Prompt:
Determine how many lines of the data below contain "Month", then give only that number.

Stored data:

────────────────────

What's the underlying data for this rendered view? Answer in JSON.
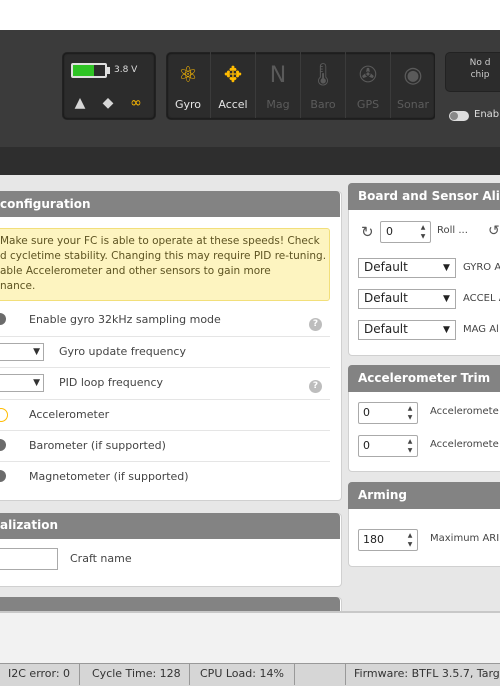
{
  "header": {
    "battery": {
      "voltage": "3.8 V",
      "level_fraction": 0.65
    },
    "status_icons": [
      {
        "name": "warning-icon",
        "glyph": "▲"
      },
      {
        "name": "diamond-icon",
        "glyph": "◆"
      },
      {
        "name": "link-icon",
        "glyph": "∞"
      }
    ],
    "sensors": [
      {
        "label": "Gyro",
        "glyph": "⚛",
        "active": true
      },
      {
        "label": "Accel",
        "glyph": "✥",
        "active": true
      },
      {
        "label": "Mag",
        "glyph": "N",
        "active": false
      },
      {
        "label": "Baro",
        "glyph": "🌡",
        "active": false
      },
      {
        "label": "GPS",
        "glyph": "✇",
        "active": false
      },
      {
        "label": "Sonar",
        "glyph": "◉",
        "active": false
      }
    ],
    "dataflash_line1": "No d",
    "dataflash_line2": "chip",
    "expert_toggle_label": "Enab"
  },
  "system_config": {
    "title": "configuration",
    "warning_lines": [
      "Make sure your FC is able to operate at these speeds! Check",
      "d cycletime stability. Changing this may require PID re-tuning.",
      "able Accelerometer and other sensors to gain more",
      "nance."
    ],
    "gyro32k_label": "Enable gyro 32kHz sampling mode",
    "gyro_update_label": "Gyro update frequency",
    "pid_loop_label": "PID loop frequency",
    "accelerometer_label": "Accelerometer",
    "barometer_label": "Barometer (if supported)",
    "magnetometer_label": "Magnetometer (if supported)",
    "help_glyph": "?"
  },
  "personalization": {
    "title": "alization",
    "craft_name_label": "Craft name",
    "craft_name_value": ""
  },
  "board_alignment": {
    "title": "Board and Sensor Aligi",
    "roll_value": "0",
    "roll_label": "Roll ...",
    "gyro_align": {
      "value": "Default",
      "label": "GYRO A"
    },
    "accel_align": {
      "value": "Default",
      "label": "ACCEL A"
    },
    "mag_align": {
      "value": "Default",
      "label": "MAG Al"
    }
  },
  "acc_trim": {
    "title": "Accelerometer Trim",
    "rows": [
      {
        "value": "0",
        "label": "Acceleromete"
      },
      {
        "value": "0",
        "label": "Acceleromete"
      }
    ]
  },
  "arming": {
    "title": "Arming",
    "max_angle_value": "180",
    "max_angle_label": "Maximum ARI"
  },
  "status_bar": {
    "i2c_error": "I2C error: 0",
    "cycle_time": "Cycle Time: 128",
    "cpu_load": "CPU Load: 14%",
    "firmware": "Firmware: BTFL 3.5.7, Targ"
  },
  "colors": {
    "header_bg": "#3b3b3b",
    "accent_yellow": "#ffbb00",
    "panel_header": "#838383",
    "battery_green": "#2fc425",
    "warning_bg": "#fdf4c0"
  }
}
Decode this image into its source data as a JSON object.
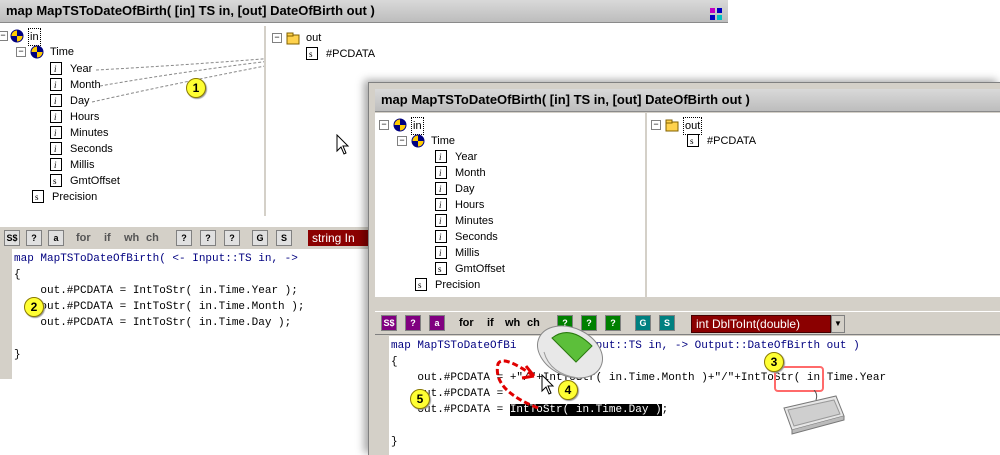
{
  "back_window": {
    "title": "map MapTSToDateOfBirth( [in] TS in, [out] DateOfBirth out )",
    "left_tree": {
      "root": "in",
      "group": "Time",
      "fields": [
        "Year",
        "Month",
        "Day",
        "Hours",
        "Minutes",
        "Seconds",
        "Millis",
        "GmtOffset"
      ],
      "extra": "Precision"
    },
    "right_tree": {
      "root": "out",
      "child": "#PCDATA"
    },
    "toolbar": {
      "b1": "S$",
      "b2": "?",
      "b3": "a",
      "for": "for",
      "if": "if",
      "wh": "wh",
      "ch": "ch",
      "b4": "?",
      "b5": "?",
      "b6": "?",
      "b7": "G",
      "b8": "S",
      "func": "string In"
    },
    "code": {
      "line1": "map MapTSToDateOfBirth( <- Input::TS in, ->",
      "line2": "{",
      "line3": "    out.#PCDATA = IntToStr( in.Time.Year );",
      "line4": "    out.#PCDATA = IntToStr( in.Time.Month );",
      "line5": "    out.#PCDATA = IntToStr( in.Time.Day );",
      "line6": "}"
    }
  },
  "front_window": {
    "title": "map MapTSToDateOfBirth( [in] TS in, [out] DateOfBirth out )",
    "left_tree": {
      "root": "in",
      "group": "Time",
      "fields": [
        "Year",
        "Month",
        "Day",
        "Hours",
        "Minutes",
        "Seconds",
        "Millis",
        "GmtOffset"
      ],
      "extra": "Precision"
    },
    "right_tree": {
      "root": "out",
      "child": "#PCDATA"
    },
    "toolbar": {
      "b1": "S$",
      "b2": "?",
      "b3": "a",
      "for": "for",
      "if": "if",
      "wh": "wh",
      "ch": "ch",
      "b4": "?",
      "b5": "?",
      "b6": "?",
      "b7": "G",
      "b8": "S",
      "func": "int DblToInt(double)"
    },
    "code": {
      "line1": "map MapTSToDateOfBi",
      "line1b": "Input::TS in, -> Output::DateOfBirth out )",
      "line2": "{",
      "line3a": "    out.#PCDATA = ",
      "line3b": "+\"/\"+IntToStr( in.Time.Month )",
      "line3c": "+\"/\"+",
      "line3d": "IntToStr( in.Time.Year",
      "line4": "    out.#PCDATA = ",
      "line5a": "    out.#PCDATA = ",
      "line5b": "IntToStr( in.Time.Day )",
      "line5c": ";",
      "line6": "}"
    }
  },
  "badges": [
    "1",
    "2",
    "3",
    "4",
    "5"
  ],
  "colors": {
    "badge": "#ffff33",
    "func_bg": "#8b0000",
    "callout": "#ff6a6a"
  }
}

────────────────────

Answer to the exercise:
4